Stated exercise: Convert every line of the entries below into a JSON list of strings, one string per line, and leave out any blank lines.

------ Entries shown

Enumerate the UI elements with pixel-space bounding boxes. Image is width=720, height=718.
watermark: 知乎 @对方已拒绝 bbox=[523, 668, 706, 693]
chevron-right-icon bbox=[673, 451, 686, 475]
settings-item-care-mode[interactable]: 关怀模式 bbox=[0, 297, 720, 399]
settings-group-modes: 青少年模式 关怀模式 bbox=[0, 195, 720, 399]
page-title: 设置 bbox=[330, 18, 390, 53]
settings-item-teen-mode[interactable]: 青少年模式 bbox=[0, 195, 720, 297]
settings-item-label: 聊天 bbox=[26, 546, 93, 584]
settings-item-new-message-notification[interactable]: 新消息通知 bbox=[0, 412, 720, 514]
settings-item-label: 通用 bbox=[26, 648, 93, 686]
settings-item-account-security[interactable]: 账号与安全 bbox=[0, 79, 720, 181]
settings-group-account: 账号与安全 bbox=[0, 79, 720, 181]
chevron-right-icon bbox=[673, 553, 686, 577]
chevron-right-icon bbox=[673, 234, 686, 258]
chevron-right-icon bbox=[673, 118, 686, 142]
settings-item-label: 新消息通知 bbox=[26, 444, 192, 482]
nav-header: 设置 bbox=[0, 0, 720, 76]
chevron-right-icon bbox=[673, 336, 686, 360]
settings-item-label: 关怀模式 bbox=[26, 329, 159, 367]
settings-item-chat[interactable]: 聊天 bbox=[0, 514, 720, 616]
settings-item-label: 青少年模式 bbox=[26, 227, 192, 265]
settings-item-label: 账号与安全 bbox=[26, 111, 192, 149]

------------

Problem solution:
[
  "Enumerate the UI elements with pixel-space bounding boxes. Image is width=720, height=718.",
  "watermark: 知乎 @对方已拒绝 bbox=[523, 668, 706, 693]",
  "chevron-right-icon bbox=[673, 451, 686, 475]",
  "settings-item-care-mode[interactable]: 关怀模式 bbox=[0, 297, 720, 399]",
  "settings-group-modes: 青少年模式 关怀模式 bbox=[0, 195, 720, 399]",
  "page-title: 设置 bbox=[330, 18, 390, 53]",
  "settings-item-teen-mode[interactable]: 青少年模式 bbox=[0, 195, 720, 297]",
  "settings-item-label: 聊天 bbox=[26, 546, 93, 584]",
  "settings-item-new-message-notification[interactable]: 新消息通知 bbox=[0, 412, 720, 514]",
  "settings-item-label: 通用 bbox=[26, 648, 93, 686]",
  "settings-item-account-security[interactable]: 账号与安全 bbox=[0, 79, 720, 181]",
  "settings-group-account: 账号与安全 bbox=[0, 79, 720, 181]",
  "chevron-right-icon bbox=[673, 553, 686, 577]",
  "chevron-right-icon bbox=[673, 234, 686, 258]",
  "chevron-right-icon bbox=[673, 118, 686, 142]",
  "settings-item-label: 新消息通知 bbox=[26, 444, 192, 482]",
  "nav-header: 设置 bbox=[0, 0, 720, 76]",
  "chevron-right-icon bbox=[673, 336, 686, 360]",
  "settings-item-label: 关怀模式 bbox=[26, 329, 159, 367]",
  "settings-item-chat[interactable]: 聊天 bbox=[0, 514, 720, 616]",
  "settings-item-label: 青少年模式 bbox=[26, 227, 192, 265]",
  "settings-item-label: 账号与安全 bbox=[26, 111, 192, 149]"
]